■ PROBLEM DESCRIPTION: Can you write out the whole listing exactly?

Data entries
__________________________________________________

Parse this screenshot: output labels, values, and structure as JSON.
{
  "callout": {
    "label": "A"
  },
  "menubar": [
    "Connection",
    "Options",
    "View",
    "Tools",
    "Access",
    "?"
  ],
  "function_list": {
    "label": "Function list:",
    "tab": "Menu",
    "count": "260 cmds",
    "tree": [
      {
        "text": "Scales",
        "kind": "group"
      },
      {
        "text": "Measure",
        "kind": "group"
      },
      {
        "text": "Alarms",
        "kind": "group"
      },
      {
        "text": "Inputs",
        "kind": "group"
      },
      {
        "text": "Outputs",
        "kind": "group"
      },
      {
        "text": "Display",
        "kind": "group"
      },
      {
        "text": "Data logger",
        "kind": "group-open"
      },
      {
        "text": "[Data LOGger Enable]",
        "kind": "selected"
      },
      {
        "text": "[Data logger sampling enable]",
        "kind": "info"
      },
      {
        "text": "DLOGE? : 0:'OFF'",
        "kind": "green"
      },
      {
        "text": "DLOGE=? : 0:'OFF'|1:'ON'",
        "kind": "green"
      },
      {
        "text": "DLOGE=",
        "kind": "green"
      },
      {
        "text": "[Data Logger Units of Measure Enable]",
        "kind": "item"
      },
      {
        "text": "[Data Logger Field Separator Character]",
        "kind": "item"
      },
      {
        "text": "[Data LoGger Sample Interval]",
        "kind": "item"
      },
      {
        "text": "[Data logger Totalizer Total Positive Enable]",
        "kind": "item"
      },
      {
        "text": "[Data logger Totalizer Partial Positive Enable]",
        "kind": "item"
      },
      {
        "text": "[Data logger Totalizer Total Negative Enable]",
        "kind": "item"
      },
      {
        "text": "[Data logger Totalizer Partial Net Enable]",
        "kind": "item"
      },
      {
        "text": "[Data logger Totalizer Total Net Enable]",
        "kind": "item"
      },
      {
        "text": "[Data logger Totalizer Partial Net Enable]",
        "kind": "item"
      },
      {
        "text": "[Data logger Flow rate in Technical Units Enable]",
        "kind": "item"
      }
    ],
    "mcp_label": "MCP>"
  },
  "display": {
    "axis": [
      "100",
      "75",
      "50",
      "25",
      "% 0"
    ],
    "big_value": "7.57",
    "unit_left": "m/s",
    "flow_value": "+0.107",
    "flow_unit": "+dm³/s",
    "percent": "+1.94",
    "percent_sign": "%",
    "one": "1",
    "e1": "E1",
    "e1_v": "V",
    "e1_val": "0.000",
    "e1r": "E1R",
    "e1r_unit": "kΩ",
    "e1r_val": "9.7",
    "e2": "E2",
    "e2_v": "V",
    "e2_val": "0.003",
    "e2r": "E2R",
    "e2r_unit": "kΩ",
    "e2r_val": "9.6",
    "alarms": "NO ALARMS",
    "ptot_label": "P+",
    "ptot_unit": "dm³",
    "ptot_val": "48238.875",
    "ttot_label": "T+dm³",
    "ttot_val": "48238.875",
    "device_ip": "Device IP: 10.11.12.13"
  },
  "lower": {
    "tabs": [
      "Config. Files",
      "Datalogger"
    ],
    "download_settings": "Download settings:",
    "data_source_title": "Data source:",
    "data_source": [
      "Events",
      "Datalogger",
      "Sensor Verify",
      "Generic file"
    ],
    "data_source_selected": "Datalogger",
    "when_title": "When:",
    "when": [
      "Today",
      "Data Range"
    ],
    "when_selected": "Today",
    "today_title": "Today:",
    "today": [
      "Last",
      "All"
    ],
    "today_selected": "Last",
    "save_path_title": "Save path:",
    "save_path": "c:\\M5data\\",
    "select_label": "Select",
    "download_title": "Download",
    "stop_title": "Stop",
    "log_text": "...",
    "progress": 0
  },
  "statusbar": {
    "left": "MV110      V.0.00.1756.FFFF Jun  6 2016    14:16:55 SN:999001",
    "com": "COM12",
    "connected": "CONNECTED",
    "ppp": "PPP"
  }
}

__________________________________________________

■ EXERCISE RESPONSE:
Parse this screenshot: output labels, values, and structure as JSON.
{
  "callout": {
    "label": "A"
  },
  "menubar": [
    "Connection",
    "Options",
    "View",
    "Tools",
    "Access",
    "?"
  ],
  "function_list": {
    "label": "Function list:",
    "tab": "Menu",
    "count": "260 cmds",
    "tree": [
      {
        "text": "Scales",
        "kind": "group"
      },
      {
        "text": "Measure",
        "kind": "group"
      },
      {
        "text": "Alarms",
        "kind": "group"
      },
      {
        "text": "Inputs",
        "kind": "group"
      },
      {
        "text": "Outputs",
        "kind": "group"
      },
      {
        "text": "Display",
        "kind": "group"
      },
      {
        "text": "Data logger",
        "kind": "group-open"
      },
      {
        "text": "[Data LOGger Enable]",
        "kind": "selected"
      },
      {
        "text": "[Data logger sampling enable]",
        "kind": "info"
      },
      {
        "text": "DLOGE? : 0:'OFF'",
        "kind": "green"
      },
      {
        "text": "DLOGE=? : 0:'OFF'|1:'ON'",
        "kind": "green"
      },
      {
        "text": "DLOGE=",
        "kind": "green"
      },
      {
        "text": "[Data Logger Units of Measure Enable]",
        "kind": "item"
      },
      {
        "text": "[Data Logger Field Separator Character]",
        "kind": "item"
      },
      {
        "text": "[Data LoGger Sample Interval]",
        "kind": "item"
      },
      {
        "text": "[Data logger Totalizer Total Positive Enable]",
        "kind": "item"
      },
      {
        "text": "[Data logger Totalizer Partial Positive Enable]",
        "kind": "item"
      },
      {
        "text": "[Data logger Totalizer Total Negative Enable]",
        "kind": "item"
      },
      {
        "text": "[Data logger Totalizer Partial Net Enable]",
        "kind": "item"
      },
      {
        "text": "[Data logger Totalizer Total Net Enable]",
        "kind": "item"
      },
      {
        "text": "[Data logger Totalizer Partial Net Enable]",
        "kind": "item"
      },
      {
        "text": "[Data logger Flow rate in Technical Units Enable]",
        "kind": "item"
      }
    ],
    "mcp_label": "MCP>"
  },
  "display": {
    "axis": [
      "100",
      "75",
      "50",
      "25",
      "% 0"
    ],
    "big_value": "7.57",
    "unit_left": "m/s",
    "flow_value": "+0.107",
    "flow_unit": "+dm³/s",
    "percent": "+1.94",
    "percent_sign": "%",
    "one": "1",
    "e1": "E1",
    "e1_v": "V",
    "e1_val": "0.000",
    "e1r": "E1R",
    "e1r_unit": "kΩ",
    "e1r_val": "9.7",
    "e2": "E2",
    "e2_v": "V",
    "e2_val": "0.003",
    "e2r": "E2R",
    "e2r_unit": "kΩ",
    "e2r_val": "9.6",
    "alarms": "NO ALARMS",
    "ptot_label": "P+",
    "ptot_unit": "dm³",
    "ptot_val": "48238.875",
    "ttot_label": "T+dm³",
    "ttot_val": "48238.875",
    "device_ip": "Device IP: 10.11.12.13"
  },
  "lower": {
    "tabs": [
      "Config. Files",
      "Datalogger"
    ],
    "download_settings": "Download settings:",
    "data_source_title": "Data source:",
    "data_source": [
      "Events",
      "Datalogger",
      "Sensor Verify",
      "Generic file"
    ],
    "data_source_selected": "Datalogger",
    "when_title": "When:",
    "when": [
      "Today",
      "Data Range"
    ],
    "when_selected": "Today",
    "today_title": "Today:",
    "today": [
      "Last",
      "All"
    ],
    "today_selected": "Last",
    "save_path_title": "Save path:",
    "save_path": "c:\\M5data\\",
    "select_label": "Select",
    "download_title": "Download",
    "stop_title": "Stop",
    "log_text": "...",
    "progress": 0
  },
  "statusbar": {
    "left": "MV110      V.0.00.1756.FFFF Jun  6 2016    14:16:55 SN:999001",
    "com": "COM12",
    "connected": "CONNECTED",
    "ppp": "PPP"
  }
}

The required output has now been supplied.